Records contained in a dataset:
####

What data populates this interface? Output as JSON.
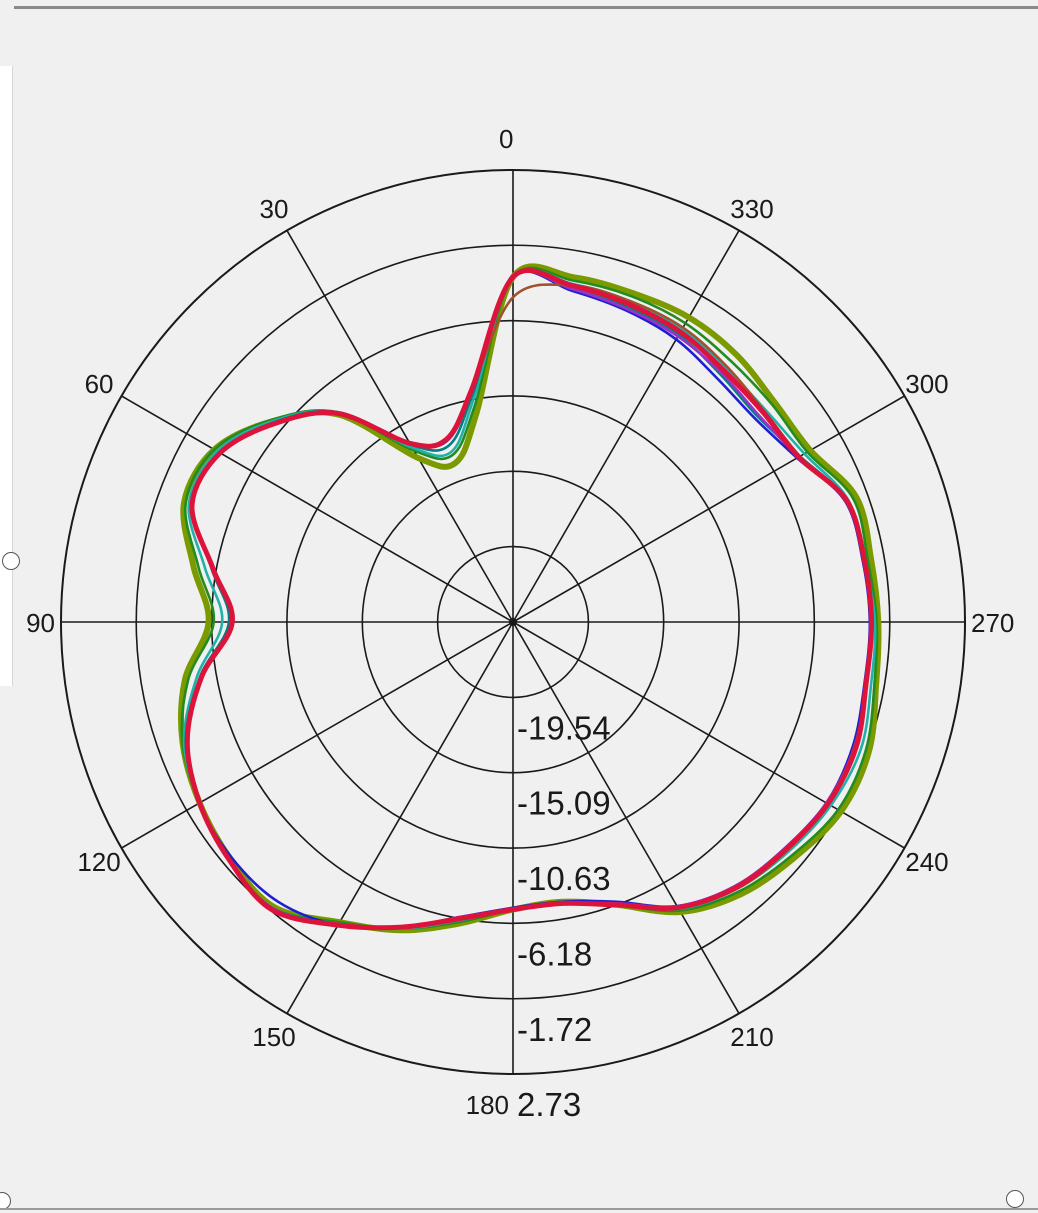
{
  "chart_data": {
    "type": "polar-line",
    "angle_labels": [
      "0",
      "30",
      "60",
      "90",
      "120",
      "150",
      "180",
      "210",
      "240",
      "270",
      "300",
      "330"
    ],
    "angle_direction": "counterclockwise",
    "zero_location": "top",
    "radial_ticks": [
      "-19.54",
      "-15.09",
      "-10.63",
      "-6.18",
      "-1.72",
      "2.73"
    ],
    "radial_range": [
      -24,
      2.73
    ],
    "grid": true,
    "angles": [
      0,
      10,
      20,
      30,
      40,
      50,
      60,
      70,
      80,
      90,
      100,
      110,
      120,
      130,
      140,
      150,
      160,
      170,
      180,
      190,
      200,
      210,
      220,
      230,
      240,
      250,
      260,
      270,
      280,
      290,
      300,
      310,
      320,
      330,
      340,
      350
    ],
    "series": [
      {
        "color": "#7a9a00",
        "values": [
          -3.6,
          -11.5,
          -14,
          -12.8,
          -8,
          -5.5,
          -3.6,
          -3.3,
          -4.8,
          -6.0,
          -4.3,
          -3.2,
          -2.6,
          -2.2,
          -2.0,
          -3.5,
          -4.6,
          -5.9,
          -7.0,
          -7.2,
          -6.2,
          -4.2,
          -3.0,
          -2.3,
          -1.6,
          -1.6,
          -2.2,
          -2.4,
          -2.5,
          -2.4,
          -3.7,
          -3.8,
          -3.4,
          -3.2,
          -3.3,
          -3.3
        ]
      },
      {
        "color": "#228b22",
        "values": [
          -3.6,
          -11,
          -13.5,
          -12.3,
          -7.8,
          -5.4,
          -3.6,
          -3.4,
          -5.1,
          -6.3,
          -4.5,
          -3.2,
          -2.6,
          -2.1,
          -1.9,
          -3.5,
          -4.7,
          -6.0,
          -7.0,
          -7.2,
          -6.2,
          -4.3,
          -3.2,
          -2.5,
          -1.8,
          -1.8,
          -2.3,
          -2.5,
          -2.7,
          -2.6,
          -3.9,
          -4.0,
          -3.9,
          -3.6,
          -3.5,
          -3.5
        ]
      },
      {
        "color": "#20b2aa",
        "values": [
          -3.6,
          -10.6,
          -13.3,
          -12.1,
          -7.8,
          -5.5,
          -3.8,
          -3.6,
          -5.5,
          -6.8,
          -5.0,
          -3.3,
          -2.6,
          -2.1,
          -1.9,
          -3.4,
          -4.7,
          -6.1,
          -7.0,
          -7.2,
          -6.2,
          -4.4,
          -3.4,
          -2.8,
          -2.3,
          -2.1,
          -2.5,
          -2.6,
          -2.9,
          -2.9,
          -4.1,
          -4.5,
          -4.4,
          -4.0,
          -3.8,
          -3.7
        ]
      },
      {
        "color": "#008080",
        "values": [
          -3.6,
          -10.3,
          -12.9,
          -11.9,
          -7.8,
          -5.6,
          -4.0,
          -3.8,
          -5.9,
          -7.2,
          -5.2,
          -3.4,
          -2.6,
          -2.1,
          -1.9,
          -3.4,
          -4.8,
          -6.2,
          -7.1,
          -7.2,
          -6.3,
          -4.5,
          -3.6,
          -3.0,
          -2.5,
          -2.4,
          -2.8,
          -2.8,
          -3.0,
          -3.0,
          -4.4,
          -5.1,
          -4.9,
          -4.4,
          -4.2,
          -4.0
        ]
      },
      {
        "color": "#1f1fd0",
        "values": [
          -3.6,
          -10.1,
          -12.6,
          -11.8,
          -7.9,
          -5.7,
          -4.0,
          -3.8,
          -6.0,
          -7.4,
          -5.3,
          -3.5,
          -2.6,
          -2.3,
          -2.4,
          -3.3,
          -4.8,
          -6.3,
          -7.1,
          -7.2,
          -6.4,
          -4.6,
          -3.6,
          -3.1,
          -2.6,
          -2.6,
          -2.9,
          -2.9,
          -3.0,
          -3.1,
          -4.6,
          -5.3,
          -5.2,
          -4.7,
          -4.4,
          -4.1
        ]
      },
      {
        "color": "#9932cc",
        "values": [
          -3.6,
          -10.0,
          -12.5,
          -11.8,
          -7.9,
          -5.7,
          -4.0,
          -3.8,
          -6.0,
          -7.4,
          -5.3,
          -3.5,
          -2.6,
          -2.1,
          -1.9,
          -3.3,
          -4.8,
          -6.3,
          -7.0,
          -7.1,
          -6.3,
          -4.6,
          -3.6,
          -3.1,
          -2.6,
          -2.5,
          -2.8,
          -2.8,
          -2.9,
          -3.0,
          -4.5,
          -5.0,
          -4.8,
          -4.5,
          -4.3,
          -4.0
        ]
      },
      {
        "color": "#a0522d",
        "values": [
          -4.8,
          -10.0,
          -12.5,
          -11.8,
          -7.9,
          -5.7,
          -4.0,
          -3.8,
          -6.0,
          -7.4,
          -5.3,
          -3.5,
          -2.6,
          -2.1,
          -1.8,
          -3.4,
          -4.8,
          -6.2,
          -7.0,
          -7.1,
          -6.2,
          -4.5,
          -3.4,
          -2.9,
          -2.5,
          -2.5,
          -2.8,
          -2.8,
          -2.9,
          -3.0,
          -4.4,
          -4.6,
          -4.3,
          -3.9,
          -3.8,
          -3.8
        ]
      },
      {
        "color": "#dc143c",
        "values": [
          -3.6,
          -10.0,
          -12.5,
          -11.8,
          -7.9,
          -5.7,
          -4.0,
          -3.8,
          -6.0,
          -7.4,
          -5.3,
          -3.5,
          -2.6,
          -2.1,
          -1.8,
          -3.3,
          -4.8,
          -6.2,
          -7.0,
          -7.1,
          -6.2,
          -4.5,
          -3.5,
          -3.0,
          -2.5,
          -2.4,
          -2.8,
          -2.8,
          -2.9,
          -3.0,
          -4.5,
          -4.7,
          -4.6,
          -4.2,
          -4.0,
          -3.8
        ]
      }
    ]
  }
}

####

The listing above must be printed again exactly, minus its pictures.

§ **EXPECTED ANSWER**
What data populates this interface? Output as JSON.
{
  "chart_data": {
    "type": "polar-line",
    "angle_labels": [
      "0",
      "30",
      "60",
      "90",
      "120",
      "150",
      "180",
      "210",
      "240",
      "270",
      "300",
      "330"
    ],
    "angle_direction": "counterclockwise",
    "zero_location": "top",
    "radial_ticks": [
      "-19.54",
      "-15.09",
      "-10.63",
      "-6.18",
      "-1.72",
      "2.73"
    ],
    "radial_range": [
      -24,
      2.73
    ],
    "grid": true,
    "angles": [
      0,
      10,
      20,
      30,
      40,
      50,
      60,
      70,
      80,
      90,
      100,
      110,
      120,
      130,
      140,
      150,
      160,
      170,
      180,
      190,
      200,
      210,
      220,
      230,
      240,
      250,
      260,
      270,
      280,
      290,
      300,
      310,
      320,
      330,
      340,
      350
    ],
    "series": [
      {
        "color": "#7a9a00",
        "values": [
          -3.6,
          -11.5,
          -14,
          -12.8,
          -8,
          -5.5,
          -3.6,
          -3.3,
          -4.8,
          -6.0,
          -4.3,
          -3.2,
          -2.6,
          -2.2,
          -2.0,
          -3.5,
          -4.6,
          -5.9,
          -7.0,
          -7.2,
          -6.2,
          -4.2,
          -3.0,
          -2.3,
          -1.6,
          -1.6,
          -2.2,
          -2.4,
          -2.5,
          -2.4,
          -3.7,
          -3.8,
          -3.4,
          -3.2,
          -3.3,
          -3.3
        ]
      },
      {
        "color": "#228b22",
        "values": [
          -3.6,
          -11,
          -13.5,
          -12.3,
          -7.8,
          -5.4,
          -3.6,
          -3.4,
          -5.1,
          -6.3,
          -4.5,
          -3.2,
          -2.6,
          -2.1,
          -1.9,
          -3.5,
          -4.7,
          -6.0,
          -7.0,
          -7.2,
          -6.2,
          -4.3,
          -3.2,
          -2.5,
          -1.8,
          -1.8,
          -2.3,
          -2.5,
          -2.7,
          -2.6,
          -3.9,
          -4.0,
          -3.9,
          -3.6,
          -3.5,
          -3.5
        ]
      },
      {
        "color": "#20b2aa",
        "values": [
          -3.6,
          -10.6,
          -13.3,
          -12.1,
          -7.8,
          -5.5,
          -3.8,
          -3.6,
          -5.5,
          -6.8,
          -5.0,
          -3.3,
          -2.6,
          -2.1,
          -1.9,
          -3.4,
          -4.7,
          -6.1,
          -7.0,
          -7.2,
          -6.2,
          -4.4,
          -3.4,
          -2.8,
          -2.3,
          -2.1,
          -2.5,
          -2.6,
          -2.9,
          -2.9,
          -4.1,
          -4.5,
          -4.4,
          -4.0,
          -3.8,
          -3.7
        ]
      },
      {
        "color": "#008080",
        "values": [
          -3.6,
          -10.3,
          -12.9,
          -11.9,
          -7.8,
          -5.6,
          -4.0,
          -3.8,
          -5.9,
          -7.2,
          -5.2,
          -3.4,
          -2.6,
          -2.1,
          -1.9,
          -3.4,
          -4.8,
          -6.2,
          -7.1,
          -7.2,
          -6.3,
          -4.5,
          -3.6,
          -3.0,
          -2.5,
          -2.4,
          -2.8,
          -2.8,
          -3.0,
          -3.0,
          -4.4,
          -5.1,
          -4.9,
          -4.4,
          -4.2,
          -4.0
        ]
      },
      {
        "color": "#1f1fd0",
        "values": [
          -3.6,
          -10.1,
          -12.6,
          -11.8,
          -7.9,
          -5.7,
          -4.0,
          -3.8,
          -6.0,
          -7.4,
          -5.3,
          -3.5,
          -2.6,
          -2.3,
          -2.4,
          -3.3,
          -4.8,
          -6.3,
          -7.1,
          -7.2,
          -6.4,
          -4.6,
          -3.6,
          -3.1,
          -2.6,
          -2.6,
          -2.9,
          -2.9,
          -3.0,
          -3.1,
          -4.6,
          -5.3,
          -5.2,
          -4.7,
          -4.4,
          -4.1
        ]
      },
      {
        "color": "#9932cc",
        "values": [
          -3.6,
          -10.0,
          -12.5,
          -11.8,
          -7.9,
          -5.7,
          -4.0,
          -3.8,
          -6.0,
          -7.4,
          -5.3,
          -3.5,
          -2.6,
          -2.1,
          -1.9,
          -3.3,
          -4.8,
          -6.3,
          -7.0,
          -7.1,
          -6.3,
          -4.6,
          -3.6,
          -3.1,
          -2.6,
          -2.5,
          -2.8,
          -2.8,
          -2.9,
          -3.0,
          -4.5,
          -5.0,
          -4.8,
          -4.5,
          -4.3,
          -4.0
        ]
      },
      {
        "color": "#a0522d",
        "values": [
          -4.8,
          -10.0,
          -12.5,
          -11.8,
          -7.9,
          -5.7,
          -4.0,
          -3.8,
          -6.0,
          -7.4,
          -5.3,
          -3.5,
          -2.6,
          -2.1,
          -1.8,
          -3.4,
          -4.8,
          -6.2,
          -7.0,
          -7.1,
          -6.2,
          -4.5,
          -3.4,
          -2.9,
          -2.5,
          -2.5,
          -2.8,
          -2.8,
          -2.9,
          -3.0,
          -4.4,
          -4.6,
          -4.3,
          -3.9,
          -3.8,
          -3.8
        ]
      },
      {
        "color": "#dc143c",
        "values": [
          -3.6,
          -10.0,
          -12.5,
          -11.8,
          -7.9,
          -5.7,
          -4.0,
          -3.8,
          -6.0,
          -7.4,
          -5.3,
          -3.5,
          -2.6,
          -2.1,
          -1.8,
          -3.3,
          -4.8,
          -6.2,
          -7.0,
          -7.1,
          -6.2,
          -4.5,
          -3.5,
          -3.0,
          -2.5,
          -2.4,
          -2.8,
          -2.8,
          -2.9,
          -3.0,
          -4.5,
          -4.7,
          -4.6,
          -4.2,
          -4.0,
          -3.8
        ]
      }
    ]
  }
}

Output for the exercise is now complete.